> WHAT IS BEING ASKED
All records are to be retyped faithfully and completely.

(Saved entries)
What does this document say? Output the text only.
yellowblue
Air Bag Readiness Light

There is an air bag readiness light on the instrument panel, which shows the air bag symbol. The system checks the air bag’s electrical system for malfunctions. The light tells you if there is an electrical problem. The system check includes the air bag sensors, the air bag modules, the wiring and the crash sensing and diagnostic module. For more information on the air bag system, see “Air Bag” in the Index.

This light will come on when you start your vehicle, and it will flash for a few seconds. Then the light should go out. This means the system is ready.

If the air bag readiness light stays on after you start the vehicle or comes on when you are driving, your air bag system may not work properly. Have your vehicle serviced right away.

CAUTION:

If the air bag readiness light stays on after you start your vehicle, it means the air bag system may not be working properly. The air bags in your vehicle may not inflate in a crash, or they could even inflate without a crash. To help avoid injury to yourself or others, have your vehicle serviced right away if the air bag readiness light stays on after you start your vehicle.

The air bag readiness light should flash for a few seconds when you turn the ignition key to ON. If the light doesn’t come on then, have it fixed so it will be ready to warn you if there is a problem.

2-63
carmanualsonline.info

> RESULT OF THIS TASK
What does this document say? Output the text only.
yellowblue
Air Bag Readiness Light

There is an air bag readiness light on the instrument panel, which shows the air bag symbol. The system checks the air bag’s electrical system for malfunctions. The light tells you if there is an electrical problem. The system check includes the air bag sensors, the air bag modules, the wiring and the crash sensing and diagnostic module. For more information on the air bag system, see “Air Bag” in the Index.

This light will come on when you start your vehicle, and it will flash for a few seconds. Then the light should go out. This means the system is ready.

If the air bag readiness light stays on after you start the vehicle or comes on when you are driving, your air bag system may not work properly. Have your vehicle serviced right away.

CAUTION:

If the air bag readiness light stays on after you start your vehicle, it means the air bag system may not be working properly. The air bags in your vehicle may not inflate in a crash, or they could even inflate without a crash. To help avoid injury to yourself or others, have your vehicle serviced right away if the air bag readiness light stays on after you start your vehicle.

The air bag readiness light should flash for a few seconds when you turn the ignition key to ON. If the light doesn’t come on then, have it fixed so it will be ready to warn you if there is a problem.

2-63
carmanualsonline.info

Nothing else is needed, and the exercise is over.